» Work instructions
Return the stretch of the records from their first line through the line containing "track-duration: 00:22 [549,228,575,239]", with both ends included, reproducing each line without any change.

(Layout element entries)
— Start —

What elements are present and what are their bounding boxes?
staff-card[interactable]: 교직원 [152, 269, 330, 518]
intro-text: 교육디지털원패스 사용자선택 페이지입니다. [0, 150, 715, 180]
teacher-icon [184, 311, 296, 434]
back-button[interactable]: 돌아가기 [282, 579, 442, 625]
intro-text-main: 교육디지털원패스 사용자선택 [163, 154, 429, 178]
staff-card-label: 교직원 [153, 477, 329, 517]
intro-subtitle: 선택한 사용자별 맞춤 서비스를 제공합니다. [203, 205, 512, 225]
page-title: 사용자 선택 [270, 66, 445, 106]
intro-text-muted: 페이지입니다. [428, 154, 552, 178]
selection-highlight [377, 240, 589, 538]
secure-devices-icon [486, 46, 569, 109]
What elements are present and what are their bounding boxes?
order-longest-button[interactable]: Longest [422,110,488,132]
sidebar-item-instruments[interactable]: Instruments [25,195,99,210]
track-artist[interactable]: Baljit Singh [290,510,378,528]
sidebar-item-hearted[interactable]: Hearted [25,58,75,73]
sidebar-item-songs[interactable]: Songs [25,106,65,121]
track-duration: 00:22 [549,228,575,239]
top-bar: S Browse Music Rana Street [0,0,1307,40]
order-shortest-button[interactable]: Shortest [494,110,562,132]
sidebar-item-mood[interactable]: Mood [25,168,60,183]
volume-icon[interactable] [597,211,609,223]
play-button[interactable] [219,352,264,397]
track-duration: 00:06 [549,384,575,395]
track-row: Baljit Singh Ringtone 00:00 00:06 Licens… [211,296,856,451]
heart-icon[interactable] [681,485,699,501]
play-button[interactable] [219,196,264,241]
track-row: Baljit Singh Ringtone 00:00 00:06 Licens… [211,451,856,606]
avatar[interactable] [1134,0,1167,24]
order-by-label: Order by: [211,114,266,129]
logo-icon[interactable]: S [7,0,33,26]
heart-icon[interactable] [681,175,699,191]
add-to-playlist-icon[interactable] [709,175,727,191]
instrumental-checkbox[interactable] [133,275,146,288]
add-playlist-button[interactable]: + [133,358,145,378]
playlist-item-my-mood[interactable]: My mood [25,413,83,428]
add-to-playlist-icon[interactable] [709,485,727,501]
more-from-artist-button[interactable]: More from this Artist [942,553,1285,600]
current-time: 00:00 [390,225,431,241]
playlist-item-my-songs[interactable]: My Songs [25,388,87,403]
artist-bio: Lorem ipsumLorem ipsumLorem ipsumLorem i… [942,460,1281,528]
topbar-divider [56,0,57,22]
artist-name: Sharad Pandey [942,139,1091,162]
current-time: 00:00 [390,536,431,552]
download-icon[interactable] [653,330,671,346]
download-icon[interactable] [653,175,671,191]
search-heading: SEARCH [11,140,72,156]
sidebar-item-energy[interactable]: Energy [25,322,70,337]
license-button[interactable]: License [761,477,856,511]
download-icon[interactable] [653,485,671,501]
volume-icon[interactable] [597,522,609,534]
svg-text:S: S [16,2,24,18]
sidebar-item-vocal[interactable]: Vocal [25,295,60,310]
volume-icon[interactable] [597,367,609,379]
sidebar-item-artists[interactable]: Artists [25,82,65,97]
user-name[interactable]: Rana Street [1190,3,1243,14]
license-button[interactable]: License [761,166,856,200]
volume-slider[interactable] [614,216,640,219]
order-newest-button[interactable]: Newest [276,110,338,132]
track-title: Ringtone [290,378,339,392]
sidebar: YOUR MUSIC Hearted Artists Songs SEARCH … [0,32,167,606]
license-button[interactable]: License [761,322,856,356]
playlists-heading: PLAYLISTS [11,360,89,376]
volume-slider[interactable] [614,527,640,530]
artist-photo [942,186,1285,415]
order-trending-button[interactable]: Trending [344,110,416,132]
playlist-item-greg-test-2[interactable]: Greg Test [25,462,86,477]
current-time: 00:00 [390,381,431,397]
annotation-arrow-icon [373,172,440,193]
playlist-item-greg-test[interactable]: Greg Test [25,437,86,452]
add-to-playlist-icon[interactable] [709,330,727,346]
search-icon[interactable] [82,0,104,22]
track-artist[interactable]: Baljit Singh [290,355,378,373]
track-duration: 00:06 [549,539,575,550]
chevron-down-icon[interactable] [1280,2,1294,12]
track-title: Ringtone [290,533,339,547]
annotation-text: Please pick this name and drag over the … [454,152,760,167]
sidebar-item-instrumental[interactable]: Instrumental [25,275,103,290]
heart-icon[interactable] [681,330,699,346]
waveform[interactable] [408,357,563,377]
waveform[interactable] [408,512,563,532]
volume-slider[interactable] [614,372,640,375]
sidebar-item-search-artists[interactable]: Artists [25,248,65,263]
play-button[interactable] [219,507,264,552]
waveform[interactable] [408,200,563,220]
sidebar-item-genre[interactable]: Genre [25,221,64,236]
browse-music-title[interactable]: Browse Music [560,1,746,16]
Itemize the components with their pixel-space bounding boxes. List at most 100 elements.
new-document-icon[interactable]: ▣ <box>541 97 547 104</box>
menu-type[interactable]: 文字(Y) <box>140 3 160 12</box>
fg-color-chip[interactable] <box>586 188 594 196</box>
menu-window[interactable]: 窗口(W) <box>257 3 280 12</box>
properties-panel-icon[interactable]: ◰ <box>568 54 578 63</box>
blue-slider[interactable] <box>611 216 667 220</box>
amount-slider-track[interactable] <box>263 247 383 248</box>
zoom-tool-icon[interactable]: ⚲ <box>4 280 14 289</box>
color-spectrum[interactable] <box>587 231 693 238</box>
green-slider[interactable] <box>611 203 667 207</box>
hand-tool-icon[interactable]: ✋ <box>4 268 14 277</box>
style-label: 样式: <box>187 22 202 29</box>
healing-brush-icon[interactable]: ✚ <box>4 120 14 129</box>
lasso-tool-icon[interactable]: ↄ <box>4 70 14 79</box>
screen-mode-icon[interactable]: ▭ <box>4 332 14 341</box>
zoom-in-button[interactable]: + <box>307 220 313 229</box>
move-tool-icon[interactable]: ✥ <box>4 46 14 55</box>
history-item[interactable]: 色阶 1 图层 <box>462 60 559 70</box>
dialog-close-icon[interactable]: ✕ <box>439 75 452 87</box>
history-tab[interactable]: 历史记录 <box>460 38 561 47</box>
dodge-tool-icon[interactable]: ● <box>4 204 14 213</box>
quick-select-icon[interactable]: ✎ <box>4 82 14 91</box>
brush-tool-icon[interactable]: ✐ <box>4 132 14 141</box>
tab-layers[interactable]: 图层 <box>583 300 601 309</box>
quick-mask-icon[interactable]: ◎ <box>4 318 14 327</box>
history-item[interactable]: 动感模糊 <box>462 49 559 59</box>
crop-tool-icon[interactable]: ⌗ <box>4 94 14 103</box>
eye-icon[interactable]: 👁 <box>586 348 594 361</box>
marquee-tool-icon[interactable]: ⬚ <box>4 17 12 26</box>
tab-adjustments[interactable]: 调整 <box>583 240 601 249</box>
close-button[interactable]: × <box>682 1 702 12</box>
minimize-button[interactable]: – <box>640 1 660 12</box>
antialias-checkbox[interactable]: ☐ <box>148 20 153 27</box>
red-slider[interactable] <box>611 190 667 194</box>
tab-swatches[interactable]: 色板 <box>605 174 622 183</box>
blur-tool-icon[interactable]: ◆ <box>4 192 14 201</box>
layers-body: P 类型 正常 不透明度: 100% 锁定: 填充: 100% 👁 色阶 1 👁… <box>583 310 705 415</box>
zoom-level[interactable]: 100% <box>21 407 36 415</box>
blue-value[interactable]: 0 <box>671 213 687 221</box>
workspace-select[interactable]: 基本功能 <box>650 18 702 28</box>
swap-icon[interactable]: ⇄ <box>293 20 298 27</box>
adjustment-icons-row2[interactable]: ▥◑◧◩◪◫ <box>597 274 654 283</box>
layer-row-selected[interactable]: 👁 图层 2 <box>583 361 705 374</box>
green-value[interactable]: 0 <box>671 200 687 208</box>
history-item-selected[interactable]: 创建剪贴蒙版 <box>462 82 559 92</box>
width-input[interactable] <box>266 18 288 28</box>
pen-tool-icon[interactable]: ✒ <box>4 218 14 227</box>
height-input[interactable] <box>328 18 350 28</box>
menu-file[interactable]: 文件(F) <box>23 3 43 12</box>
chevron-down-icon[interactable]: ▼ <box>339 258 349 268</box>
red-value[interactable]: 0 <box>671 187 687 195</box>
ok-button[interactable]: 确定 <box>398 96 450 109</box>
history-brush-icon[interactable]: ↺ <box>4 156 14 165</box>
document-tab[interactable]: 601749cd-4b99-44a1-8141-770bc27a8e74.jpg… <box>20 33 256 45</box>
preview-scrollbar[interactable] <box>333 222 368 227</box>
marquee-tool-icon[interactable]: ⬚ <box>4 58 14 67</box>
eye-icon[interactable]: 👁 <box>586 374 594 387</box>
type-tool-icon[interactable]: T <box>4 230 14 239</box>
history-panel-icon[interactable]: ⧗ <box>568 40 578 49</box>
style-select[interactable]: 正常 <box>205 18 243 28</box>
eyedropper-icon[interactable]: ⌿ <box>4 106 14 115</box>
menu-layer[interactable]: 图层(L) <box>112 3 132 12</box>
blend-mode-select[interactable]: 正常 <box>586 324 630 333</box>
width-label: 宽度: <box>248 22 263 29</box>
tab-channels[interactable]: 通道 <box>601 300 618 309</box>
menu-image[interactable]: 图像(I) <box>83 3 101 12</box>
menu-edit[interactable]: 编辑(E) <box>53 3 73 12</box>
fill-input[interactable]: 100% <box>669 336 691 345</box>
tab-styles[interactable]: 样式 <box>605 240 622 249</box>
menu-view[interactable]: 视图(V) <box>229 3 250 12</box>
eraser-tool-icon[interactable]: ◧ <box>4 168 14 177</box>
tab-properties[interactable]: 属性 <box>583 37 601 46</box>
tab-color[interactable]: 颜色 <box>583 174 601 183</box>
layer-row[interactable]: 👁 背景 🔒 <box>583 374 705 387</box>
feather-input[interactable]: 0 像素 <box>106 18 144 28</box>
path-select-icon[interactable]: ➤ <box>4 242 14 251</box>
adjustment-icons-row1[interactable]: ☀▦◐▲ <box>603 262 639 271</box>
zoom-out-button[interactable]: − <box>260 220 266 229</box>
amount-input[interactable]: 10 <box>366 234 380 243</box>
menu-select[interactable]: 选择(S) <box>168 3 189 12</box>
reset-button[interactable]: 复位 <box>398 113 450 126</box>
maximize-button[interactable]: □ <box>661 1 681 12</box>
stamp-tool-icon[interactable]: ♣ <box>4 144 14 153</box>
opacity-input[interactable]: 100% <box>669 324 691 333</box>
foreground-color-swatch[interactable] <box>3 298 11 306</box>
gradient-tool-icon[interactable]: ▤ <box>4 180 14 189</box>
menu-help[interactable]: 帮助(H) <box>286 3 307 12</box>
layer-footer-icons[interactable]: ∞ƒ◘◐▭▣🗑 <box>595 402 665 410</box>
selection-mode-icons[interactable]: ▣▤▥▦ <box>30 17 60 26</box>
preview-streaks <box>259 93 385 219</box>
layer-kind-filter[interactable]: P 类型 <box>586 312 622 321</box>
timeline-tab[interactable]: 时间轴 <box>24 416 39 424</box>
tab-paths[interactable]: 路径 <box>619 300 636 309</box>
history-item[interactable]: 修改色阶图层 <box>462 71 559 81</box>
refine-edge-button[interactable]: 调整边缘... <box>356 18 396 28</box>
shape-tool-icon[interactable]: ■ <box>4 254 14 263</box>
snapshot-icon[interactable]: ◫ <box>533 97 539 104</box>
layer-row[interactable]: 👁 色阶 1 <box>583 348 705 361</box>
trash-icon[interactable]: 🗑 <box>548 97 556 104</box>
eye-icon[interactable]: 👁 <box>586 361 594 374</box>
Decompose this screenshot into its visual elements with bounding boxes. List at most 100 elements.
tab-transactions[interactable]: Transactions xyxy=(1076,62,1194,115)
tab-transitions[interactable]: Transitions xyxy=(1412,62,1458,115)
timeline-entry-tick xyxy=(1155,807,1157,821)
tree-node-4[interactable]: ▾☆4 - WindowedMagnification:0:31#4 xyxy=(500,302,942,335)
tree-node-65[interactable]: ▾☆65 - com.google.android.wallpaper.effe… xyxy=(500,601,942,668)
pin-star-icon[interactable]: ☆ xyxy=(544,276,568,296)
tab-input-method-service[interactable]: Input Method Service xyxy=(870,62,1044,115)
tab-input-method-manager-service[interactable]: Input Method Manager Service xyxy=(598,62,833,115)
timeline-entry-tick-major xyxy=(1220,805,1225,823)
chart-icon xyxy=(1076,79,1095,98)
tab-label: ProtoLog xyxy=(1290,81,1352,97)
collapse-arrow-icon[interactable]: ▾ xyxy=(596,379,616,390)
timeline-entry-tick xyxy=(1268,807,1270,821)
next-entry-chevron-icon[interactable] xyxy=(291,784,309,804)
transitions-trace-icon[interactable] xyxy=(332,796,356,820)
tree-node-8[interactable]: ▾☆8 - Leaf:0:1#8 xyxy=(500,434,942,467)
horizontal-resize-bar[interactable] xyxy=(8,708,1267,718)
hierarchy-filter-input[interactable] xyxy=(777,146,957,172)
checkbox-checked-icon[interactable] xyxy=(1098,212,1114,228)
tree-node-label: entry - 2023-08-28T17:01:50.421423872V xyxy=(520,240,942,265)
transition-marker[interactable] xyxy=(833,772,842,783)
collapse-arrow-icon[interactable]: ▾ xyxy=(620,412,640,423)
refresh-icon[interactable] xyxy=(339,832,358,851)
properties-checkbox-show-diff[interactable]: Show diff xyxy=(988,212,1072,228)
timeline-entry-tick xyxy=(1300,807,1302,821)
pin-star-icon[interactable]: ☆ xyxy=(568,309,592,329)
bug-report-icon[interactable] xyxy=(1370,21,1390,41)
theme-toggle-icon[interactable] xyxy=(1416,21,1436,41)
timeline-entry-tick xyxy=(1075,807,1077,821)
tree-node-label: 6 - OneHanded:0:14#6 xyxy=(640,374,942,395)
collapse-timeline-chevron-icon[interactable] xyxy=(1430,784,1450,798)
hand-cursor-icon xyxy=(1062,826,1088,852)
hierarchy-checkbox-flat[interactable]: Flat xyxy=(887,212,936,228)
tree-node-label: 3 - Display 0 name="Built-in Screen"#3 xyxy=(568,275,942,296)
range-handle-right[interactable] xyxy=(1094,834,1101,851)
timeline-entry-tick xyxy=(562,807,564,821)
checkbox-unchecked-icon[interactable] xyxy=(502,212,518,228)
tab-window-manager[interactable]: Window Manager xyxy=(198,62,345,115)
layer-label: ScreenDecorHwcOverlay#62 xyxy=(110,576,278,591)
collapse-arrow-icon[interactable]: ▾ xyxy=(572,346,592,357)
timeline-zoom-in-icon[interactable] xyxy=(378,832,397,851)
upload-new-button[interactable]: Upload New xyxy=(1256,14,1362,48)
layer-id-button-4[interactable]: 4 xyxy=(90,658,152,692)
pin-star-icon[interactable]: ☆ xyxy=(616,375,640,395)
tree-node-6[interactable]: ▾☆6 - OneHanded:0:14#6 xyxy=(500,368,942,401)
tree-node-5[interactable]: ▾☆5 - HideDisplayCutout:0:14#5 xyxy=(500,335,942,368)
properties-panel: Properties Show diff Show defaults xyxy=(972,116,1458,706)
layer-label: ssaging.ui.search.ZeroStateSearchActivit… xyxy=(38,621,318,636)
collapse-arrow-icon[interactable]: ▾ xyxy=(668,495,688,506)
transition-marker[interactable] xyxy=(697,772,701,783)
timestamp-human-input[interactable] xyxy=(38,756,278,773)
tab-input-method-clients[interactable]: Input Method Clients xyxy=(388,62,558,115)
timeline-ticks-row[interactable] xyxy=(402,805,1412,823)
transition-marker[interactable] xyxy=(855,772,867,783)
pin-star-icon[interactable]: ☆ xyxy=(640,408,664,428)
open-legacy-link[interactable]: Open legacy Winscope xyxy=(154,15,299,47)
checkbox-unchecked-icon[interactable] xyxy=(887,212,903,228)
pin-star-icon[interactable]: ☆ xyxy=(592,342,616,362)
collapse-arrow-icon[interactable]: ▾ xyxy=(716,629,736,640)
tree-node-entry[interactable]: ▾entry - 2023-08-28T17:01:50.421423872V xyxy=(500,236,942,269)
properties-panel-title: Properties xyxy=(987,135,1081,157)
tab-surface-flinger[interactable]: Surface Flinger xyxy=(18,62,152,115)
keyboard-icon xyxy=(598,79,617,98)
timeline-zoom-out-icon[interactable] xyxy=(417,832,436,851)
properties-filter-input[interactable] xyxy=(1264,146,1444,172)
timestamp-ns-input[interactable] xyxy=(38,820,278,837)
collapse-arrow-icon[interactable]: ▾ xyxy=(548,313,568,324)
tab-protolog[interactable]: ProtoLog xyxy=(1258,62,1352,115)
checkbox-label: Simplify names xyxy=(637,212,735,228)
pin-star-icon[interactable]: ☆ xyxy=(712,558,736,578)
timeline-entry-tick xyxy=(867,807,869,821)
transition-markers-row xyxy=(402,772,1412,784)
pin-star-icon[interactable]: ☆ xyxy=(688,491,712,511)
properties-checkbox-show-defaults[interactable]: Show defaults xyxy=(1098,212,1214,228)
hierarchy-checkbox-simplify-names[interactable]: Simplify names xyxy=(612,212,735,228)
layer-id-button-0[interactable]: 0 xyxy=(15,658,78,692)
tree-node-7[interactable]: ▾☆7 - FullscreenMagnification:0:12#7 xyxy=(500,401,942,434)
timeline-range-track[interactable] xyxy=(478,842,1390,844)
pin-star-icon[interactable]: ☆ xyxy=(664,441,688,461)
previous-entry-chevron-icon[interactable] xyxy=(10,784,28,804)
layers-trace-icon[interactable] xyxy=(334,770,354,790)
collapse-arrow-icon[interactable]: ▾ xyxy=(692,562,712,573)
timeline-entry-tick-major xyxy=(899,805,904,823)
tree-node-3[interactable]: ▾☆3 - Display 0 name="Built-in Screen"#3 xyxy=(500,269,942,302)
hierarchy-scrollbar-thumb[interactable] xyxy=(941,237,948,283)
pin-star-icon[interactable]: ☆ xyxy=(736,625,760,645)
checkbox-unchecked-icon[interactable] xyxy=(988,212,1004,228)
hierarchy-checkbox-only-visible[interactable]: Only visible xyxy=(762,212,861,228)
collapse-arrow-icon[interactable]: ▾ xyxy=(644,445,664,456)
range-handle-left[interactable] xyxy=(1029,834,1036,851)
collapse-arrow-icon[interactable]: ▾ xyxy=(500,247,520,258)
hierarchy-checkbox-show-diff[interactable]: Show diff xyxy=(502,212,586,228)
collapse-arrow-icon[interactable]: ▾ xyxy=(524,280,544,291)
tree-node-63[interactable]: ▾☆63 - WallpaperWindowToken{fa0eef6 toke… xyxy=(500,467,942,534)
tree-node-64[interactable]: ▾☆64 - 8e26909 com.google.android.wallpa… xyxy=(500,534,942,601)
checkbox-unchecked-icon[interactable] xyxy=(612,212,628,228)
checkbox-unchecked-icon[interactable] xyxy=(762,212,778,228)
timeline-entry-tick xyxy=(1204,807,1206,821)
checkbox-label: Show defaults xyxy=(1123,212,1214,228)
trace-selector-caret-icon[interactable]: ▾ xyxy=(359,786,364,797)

— End —

» Exercise answer
What elements are present and what are their bounding boxes?
staff-card[interactable]: 교직원 [152, 269, 330, 518]
intro-text: 교육디지털원패스 사용자선택 페이지입니다. [0, 150, 715, 180]
teacher-icon [184, 311, 296, 434]
back-button[interactable]: 돌아가기 [282, 579, 442, 625]
intro-text-main: 교육디지털원패스 사용자선택 [163, 154, 429, 178]
staff-card-label: 교직원 [153, 477, 329, 517]
intro-subtitle: 선택한 사용자별 맞춤 서비스를 제공합니다. [203, 205, 512, 225]
page-title: 사용자 선택 [270, 66, 445, 106]
intro-text-muted: 페이지입니다. [428, 154, 552, 178]
selection-highlight [377, 240, 589, 538]
secure-devices-icon [486, 46, 569, 109]
What elements are present and what are their bounding boxes?
order-longest-button[interactable]: Longest [422,110,488,132]
sidebar-item-instruments[interactable]: Instruments [25,195,99,210]
track-artist[interactable]: Baljit Singh [290,510,378,528]
sidebar-item-hearted[interactable]: Hearted [25,58,75,73]
sidebar-item-songs[interactable]: Songs [25,106,65,121]
track-duration: 00:22 [549,228,575,239]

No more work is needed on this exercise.